#### [What the task asks]
Filter the records, keeping every line that has the string "vacuole".

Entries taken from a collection
========================================

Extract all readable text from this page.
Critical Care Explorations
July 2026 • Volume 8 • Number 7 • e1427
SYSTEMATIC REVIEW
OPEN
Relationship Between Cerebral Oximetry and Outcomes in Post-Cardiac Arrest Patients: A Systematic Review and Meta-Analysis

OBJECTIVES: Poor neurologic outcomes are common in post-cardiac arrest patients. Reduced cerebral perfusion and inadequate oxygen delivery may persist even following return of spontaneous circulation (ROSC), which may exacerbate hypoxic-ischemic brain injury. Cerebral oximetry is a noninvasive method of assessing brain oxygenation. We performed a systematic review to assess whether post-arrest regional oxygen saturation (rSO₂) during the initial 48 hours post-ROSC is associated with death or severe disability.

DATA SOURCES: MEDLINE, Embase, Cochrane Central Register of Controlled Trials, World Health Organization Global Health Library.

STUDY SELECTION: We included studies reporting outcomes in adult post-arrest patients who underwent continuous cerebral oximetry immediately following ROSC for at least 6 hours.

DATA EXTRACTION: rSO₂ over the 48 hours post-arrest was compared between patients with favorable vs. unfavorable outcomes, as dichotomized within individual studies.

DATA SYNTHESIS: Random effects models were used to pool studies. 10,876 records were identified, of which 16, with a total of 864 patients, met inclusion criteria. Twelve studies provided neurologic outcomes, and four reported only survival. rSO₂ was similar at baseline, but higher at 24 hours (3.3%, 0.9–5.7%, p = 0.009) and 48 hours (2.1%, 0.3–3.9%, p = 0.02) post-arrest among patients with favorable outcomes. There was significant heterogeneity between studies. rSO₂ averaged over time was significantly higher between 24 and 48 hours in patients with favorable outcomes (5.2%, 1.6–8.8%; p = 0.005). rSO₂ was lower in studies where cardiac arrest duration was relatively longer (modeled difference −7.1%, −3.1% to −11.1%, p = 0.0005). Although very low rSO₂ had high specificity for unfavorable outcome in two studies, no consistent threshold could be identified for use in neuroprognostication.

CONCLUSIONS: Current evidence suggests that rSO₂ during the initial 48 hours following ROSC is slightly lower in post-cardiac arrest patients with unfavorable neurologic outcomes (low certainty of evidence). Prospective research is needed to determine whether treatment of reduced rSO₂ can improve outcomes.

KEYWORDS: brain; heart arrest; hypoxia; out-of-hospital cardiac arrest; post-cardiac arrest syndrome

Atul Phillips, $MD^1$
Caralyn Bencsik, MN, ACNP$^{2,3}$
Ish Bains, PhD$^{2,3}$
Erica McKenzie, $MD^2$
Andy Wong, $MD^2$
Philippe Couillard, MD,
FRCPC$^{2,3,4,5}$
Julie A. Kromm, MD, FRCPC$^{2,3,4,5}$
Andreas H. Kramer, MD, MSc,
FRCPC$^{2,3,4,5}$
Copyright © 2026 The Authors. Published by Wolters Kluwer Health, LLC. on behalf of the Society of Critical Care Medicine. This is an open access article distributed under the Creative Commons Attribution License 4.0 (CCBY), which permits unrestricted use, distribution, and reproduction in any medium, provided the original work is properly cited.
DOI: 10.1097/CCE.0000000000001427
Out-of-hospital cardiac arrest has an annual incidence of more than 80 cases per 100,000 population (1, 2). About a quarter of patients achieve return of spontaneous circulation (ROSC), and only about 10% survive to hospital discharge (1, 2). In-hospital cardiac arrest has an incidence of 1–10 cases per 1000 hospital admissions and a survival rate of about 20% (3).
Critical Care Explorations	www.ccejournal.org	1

========================================

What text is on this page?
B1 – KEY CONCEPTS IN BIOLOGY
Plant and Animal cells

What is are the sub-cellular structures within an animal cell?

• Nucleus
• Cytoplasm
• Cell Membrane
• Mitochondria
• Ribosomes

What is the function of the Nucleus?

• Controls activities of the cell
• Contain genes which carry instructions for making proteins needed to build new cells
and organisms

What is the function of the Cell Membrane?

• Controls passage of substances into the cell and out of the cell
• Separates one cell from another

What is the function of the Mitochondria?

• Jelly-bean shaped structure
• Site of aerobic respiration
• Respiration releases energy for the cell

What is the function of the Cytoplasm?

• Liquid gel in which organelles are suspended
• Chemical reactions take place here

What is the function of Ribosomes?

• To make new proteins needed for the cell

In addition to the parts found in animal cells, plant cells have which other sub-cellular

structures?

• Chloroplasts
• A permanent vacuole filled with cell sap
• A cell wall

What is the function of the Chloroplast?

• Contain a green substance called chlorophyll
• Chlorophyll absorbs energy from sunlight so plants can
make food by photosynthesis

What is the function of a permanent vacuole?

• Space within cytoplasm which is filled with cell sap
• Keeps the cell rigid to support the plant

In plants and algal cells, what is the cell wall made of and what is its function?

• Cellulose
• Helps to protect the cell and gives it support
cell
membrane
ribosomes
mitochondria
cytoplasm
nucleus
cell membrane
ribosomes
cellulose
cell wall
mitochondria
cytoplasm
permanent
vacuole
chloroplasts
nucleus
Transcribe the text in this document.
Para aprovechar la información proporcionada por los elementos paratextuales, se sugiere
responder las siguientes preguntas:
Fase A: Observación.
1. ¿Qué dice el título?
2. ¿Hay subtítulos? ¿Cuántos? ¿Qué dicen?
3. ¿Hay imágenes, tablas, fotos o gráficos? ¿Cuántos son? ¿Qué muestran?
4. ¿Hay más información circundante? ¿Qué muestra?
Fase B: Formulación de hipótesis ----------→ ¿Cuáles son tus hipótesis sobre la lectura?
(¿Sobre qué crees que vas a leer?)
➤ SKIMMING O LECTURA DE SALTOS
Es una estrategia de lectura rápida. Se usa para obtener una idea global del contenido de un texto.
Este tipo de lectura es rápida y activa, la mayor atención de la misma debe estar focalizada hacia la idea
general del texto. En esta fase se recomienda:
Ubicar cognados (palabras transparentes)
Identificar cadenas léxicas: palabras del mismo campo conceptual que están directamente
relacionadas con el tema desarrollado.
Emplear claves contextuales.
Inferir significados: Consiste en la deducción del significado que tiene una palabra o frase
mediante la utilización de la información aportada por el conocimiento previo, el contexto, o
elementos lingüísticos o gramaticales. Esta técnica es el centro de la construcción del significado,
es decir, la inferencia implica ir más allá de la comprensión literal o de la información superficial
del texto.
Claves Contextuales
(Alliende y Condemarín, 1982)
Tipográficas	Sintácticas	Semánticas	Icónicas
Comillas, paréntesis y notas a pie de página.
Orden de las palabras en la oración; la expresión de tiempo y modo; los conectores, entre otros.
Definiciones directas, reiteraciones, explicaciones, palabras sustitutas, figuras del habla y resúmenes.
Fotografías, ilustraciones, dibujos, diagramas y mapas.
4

========================================

#### [Task solution]
• A permanent vacuole filled with cell sap
What is the function of a permanent vacuole?
vacuole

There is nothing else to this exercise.